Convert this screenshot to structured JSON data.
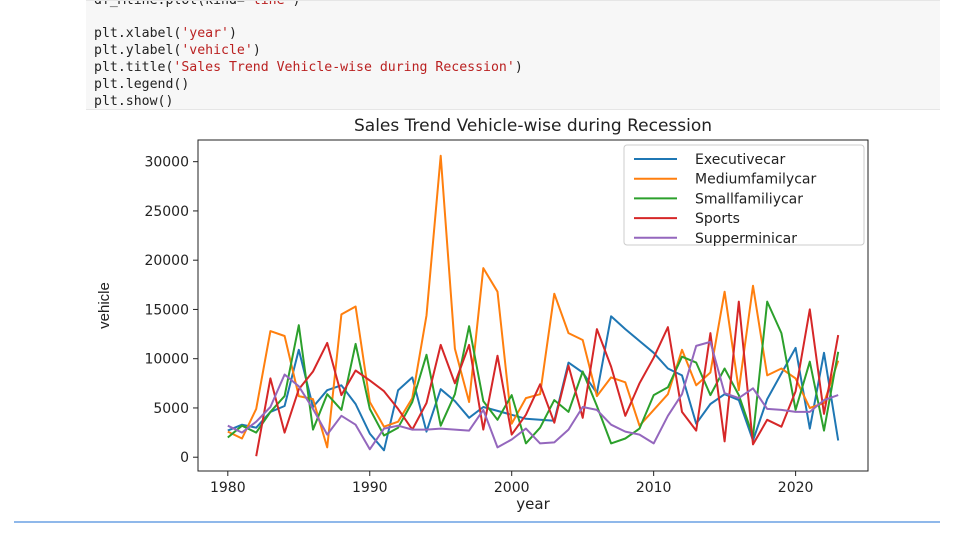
{
  "code": {
    "line0": {
      "pre": "df_Mline.plot(kind='",
      "str": "line",
      "post": "')"
    },
    "line1": {
      "fn": "plt.xlabel(",
      "str": "'year'",
      "post": ")"
    },
    "line2": {
      "fn": "plt.ylabel(",
      "str": "'vehicle'",
      "post": ")"
    },
    "line3": {
      "fn": "plt.title(",
      "str": "'Sales Trend Vehicle-wise during Recession'",
      "post": ")"
    },
    "line4": {
      "fn": "plt.legend",
      "post": "()"
    },
    "line5": {
      "fn": "plt.show",
      "post": "()"
    }
  },
  "chart_data": {
    "type": "line",
    "title": "Sales Trend Vehicle-wise during Recession",
    "xlabel": "year",
    "ylabel": "vehicle",
    "xlim": [
      1977.9,
      2025.1
    ],
    "ylim": [
      -1400,
      32200
    ],
    "xticks": [
      1980,
      1990,
      2000,
      2010,
      2020
    ],
    "yticks": [
      0,
      5000,
      10000,
      15000,
      20000,
      25000,
      30000
    ],
    "legend_position": "top-right",
    "series": [
      {
        "name": "Executivecar",
        "color": "#1f77b4",
        "points": [
          [
            1980,
            2700
          ],
          [
            1981,
            3300
          ],
          [
            1982,
            3000
          ],
          [
            1983,
            4600
          ],
          [
            1984,
            5200
          ],
          [
            1985,
            10900
          ],
          [
            1986,
            5100
          ],
          [
            1987,
            6800
          ],
          [
            1988,
            7300
          ],
          [
            1989,
            5400
          ],
          [
            1990,
            2400
          ],
          [
            1991,
            700
          ],
          [
            1992,
            6800
          ],
          [
            1993,
            8100
          ],
          [
            1994,
            2600
          ],
          [
            1995,
            6900
          ],
          [
            1996,
            5700
          ],
          [
            1997,
            4000
          ],
          [
            1998,
            5100
          ],
          [
            1999,
            4700
          ],
          [
            2000,
            4300
          ],
          [
            2001,
            3900
          ],
          [
            2002,
            3800
          ],
          [
            2003,
            3700
          ],
          [
            2004,
            9600
          ],
          [
            2005,
            8600
          ],
          [
            2006,
            6500
          ],
          [
            2007,
            14300
          ],
          [
            2008,
            13000
          ],
          [
            2009,
            11800
          ],
          [
            2010,
            10600
          ],
          [
            2011,
            9000
          ],
          [
            2012,
            8300
          ],
          [
            2013,
            3400
          ],
          [
            2014,
            5400
          ],
          [
            2015,
            6400
          ],
          [
            2016,
            5800
          ],
          [
            2017,
            1700
          ],
          [
            2018,
            5900
          ],
          [
            2019,
            8500
          ],
          [
            2020,
            11100
          ],
          [
            2021,
            2900
          ],
          [
            2022,
            10600
          ],
          [
            2023,
            1700
          ]
        ]
      },
      {
        "name": "Mediumfamilycar",
        "color": "#ff7f0e",
        "points": [
          [
            1980,
            2600
          ],
          [
            1981,
            1900
          ],
          [
            1982,
            4900
          ],
          [
            1983,
            12800
          ],
          [
            1984,
            12300
          ],
          [
            1985,
            6200
          ],
          [
            1986,
            5900
          ],
          [
            1987,
            1000
          ],
          [
            1988,
            14500
          ],
          [
            1989,
            15300
          ],
          [
            1990,
            5600
          ],
          [
            1991,
            3100
          ],
          [
            1992,
            3600
          ],
          [
            1993,
            6000
          ],
          [
            1994,
            14400
          ],
          [
            1995,
            30600
          ],
          [
            1996,
            11000
          ],
          [
            1997,
            5600
          ],
          [
            1998,
            19200
          ],
          [
            1999,
            16800
          ],
          [
            2000,
            3400
          ],
          [
            2001,
            6000
          ],
          [
            2002,
            6400
          ],
          [
            2003,
            16600
          ],
          [
            2004,
            12600
          ],
          [
            2005,
            11900
          ],
          [
            2006,
            6200
          ],
          [
            2007,
            8100
          ],
          [
            2008,
            7600
          ],
          [
            2009,
            3200
          ],
          [
            2010,
            4800
          ],
          [
            2011,
            6400
          ],
          [
            2012,
            10900
          ],
          [
            2013,
            7300
          ],
          [
            2014,
            8600
          ],
          [
            2015,
            16800
          ],
          [
            2016,
            6800
          ],
          [
            2017,
            17400
          ],
          [
            2018,
            8300
          ],
          [
            2019,
            9000
          ],
          [
            2020,
            8000
          ],
          [
            2021,
            5000
          ],
          [
            2022,
            5500
          ],
          [
            2023,
            9800
          ]
        ]
      },
      {
        "name": "Smallfamiliycar",
        "color": "#2ca02c",
        "points": [
          [
            1980,
            2000
          ],
          [
            1981,
            3200
          ],
          [
            1982,
            2500
          ],
          [
            1983,
            4600
          ],
          [
            1984,
            6200
          ],
          [
            1985,
            13400
          ],
          [
            1986,
            2800
          ],
          [
            1987,
            6400
          ],
          [
            1988,
            4800
          ],
          [
            1989,
            11500
          ],
          [
            1990,
            4900
          ],
          [
            1991,
            2200
          ],
          [
            1992,
            3000
          ],
          [
            1993,
            5600
          ],
          [
            1994,
            10400
          ],
          [
            1995,
            3200
          ],
          [
            1996,
            6400
          ],
          [
            1997,
            13300
          ],
          [
            1998,
            5700
          ],
          [
            1999,
            3800
          ],
          [
            2000,
            6300
          ],
          [
            2001,
            1400
          ],
          [
            2002,
            3000
          ],
          [
            2003,
            5800
          ],
          [
            2004,
            4600
          ],
          [
            2005,
            8700
          ],
          [
            2006,
            5200
          ],
          [
            2007,
            1400
          ],
          [
            2008,
            1900
          ],
          [
            2009,
            2900
          ],
          [
            2010,
            6300
          ],
          [
            2011,
            7100
          ],
          [
            2012,
            10200
          ],
          [
            2013,
            9600
          ],
          [
            2014,
            6300
          ],
          [
            2015,
            9000
          ],
          [
            2016,
            6300
          ],
          [
            2017,
            2100
          ],
          [
            2018,
            15800
          ],
          [
            2019,
            12600
          ],
          [
            2020,
            4800
          ],
          [
            2021,
            9700
          ],
          [
            2022,
            2700
          ],
          [
            2023,
            10700
          ]
        ]
      },
      {
        "name": "Sports",
        "color": "#d62728",
        "points": [
          [
            1982,
            100
          ],
          [
            1983,
            8000
          ],
          [
            1984,
            2500
          ],
          [
            1985,
            6900
          ],
          [
            1986,
            8700
          ],
          [
            1987,
            11600
          ],
          [
            1988,
            6300
          ],
          [
            1989,
            8800
          ],
          [
            1990,
            7800
          ],
          [
            1991,
            6700
          ],
          [
            1992,
            4900
          ],
          [
            1993,
            2800
          ],
          [
            1994,
            5500
          ],
          [
            1995,
            11400
          ],
          [
            1996,
            7500
          ],
          [
            1997,
            11400
          ],
          [
            1998,
            2800
          ],
          [
            1999,
            10300
          ],
          [
            2000,
            2300
          ],
          [
            2001,
            4300
          ],
          [
            2002,
            7400
          ],
          [
            2003,
            3500
          ],
          [
            2004,
            9300
          ],
          [
            2005,
            4000
          ],
          [
            2006,
            13000
          ],
          [
            2007,
            9200
          ],
          [
            2008,
            4200
          ],
          [
            2009,
            7500
          ],
          [
            2010,
            10100
          ],
          [
            2011,
            13200
          ],
          [
            2012,
            4600
          ],
          [
            2013,
            2700
          ],
          [
            2014,
            12600
          ],
          [
            2015,
            1600
          ],
          [
            2016,
            15800
          ],
          [
            2017,
            1300
          ],
          [
            2018,
            3800
          ],
          [
            2019,
            3100
          ],
          [
            2020,
            6700
          ],
          [
            2021,
            15000
          ],
          [
            2022,
            4400
          ],
          [
            2023,
            12400
          ]
        ]
      },
      {
        "name": "Supperminicar",
        "color": "#9467bd",
        "points": [
          [
            1980,
            3200
          ],
          [
            1981,
            2500
          ],
          [
            1982,
            3600
          ],
          [
            1983,
            5100
          ],
          [
            1984,
            8400
          ],
          [
            1985,
            7200
          ],
          [
            1986,
            4900
          ],
          [
            1987,
            2300
          ],
          [
            1988,
            4200
          ],
          [
            1989,
            3300
          ],
          [
            1990,
            800
          ],
          [
            1991,
            2900
          ],
          [
            1992,
            3200
          ],
          [
            1993,
            2800
          ],
          [
            1994,
            2800
          ],
          [
            1995,
            2900
          ],
          [
            1996,
            2800
          ],
          [
            1997,
            2700
          ],
          [
            1998,
            4800
          ],
          [
            1999,
            1000
          ],
          [
            2000,
            1800
          ],
          [
            2001,
            2900
          ],
          [
            2002,
            1400
          ],
          [
            2003,
            1500
          ],
          [
            2004,
            2800
          ],
          [
            2005,
            5100
          ],
          [
            2006,
            4800
          ],
          [
            2007,
            3300
          ],
          [
            2008,
            2600
          ],
          [
            2009,
            2300
          ],
          [
            2010,
            1400
          ],
          [
            2011,
            4200
          ],
          [
            2012,
            6400
          ],
          [
            2013,
            11300
          ],
          [
            2014,
            11700
          ],
          [
            2015,
            6500
          ],
          [
            2016,
            6000
          ],
          [
            2017,
            7000
          ],
          [
            2018,
            4900
          ],
          [
            2019,
            4800
          ],
          [
            2020,
            4600
          ],
          [
            2021,
            4600
          ],
          [
            2022,
            5800
          ],
          [
            2023,
            6300
          ]
        ]
      }
    ]
  }
}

* _Your objective_: Where a line holds "name", copy it out.

* _Output_:
        "name": "Executivecar",
        "name": "Mediumfamilycar",
        "name": "Smallfamiliycar",
        "name": "Sports",
        "name": "Supperminicar",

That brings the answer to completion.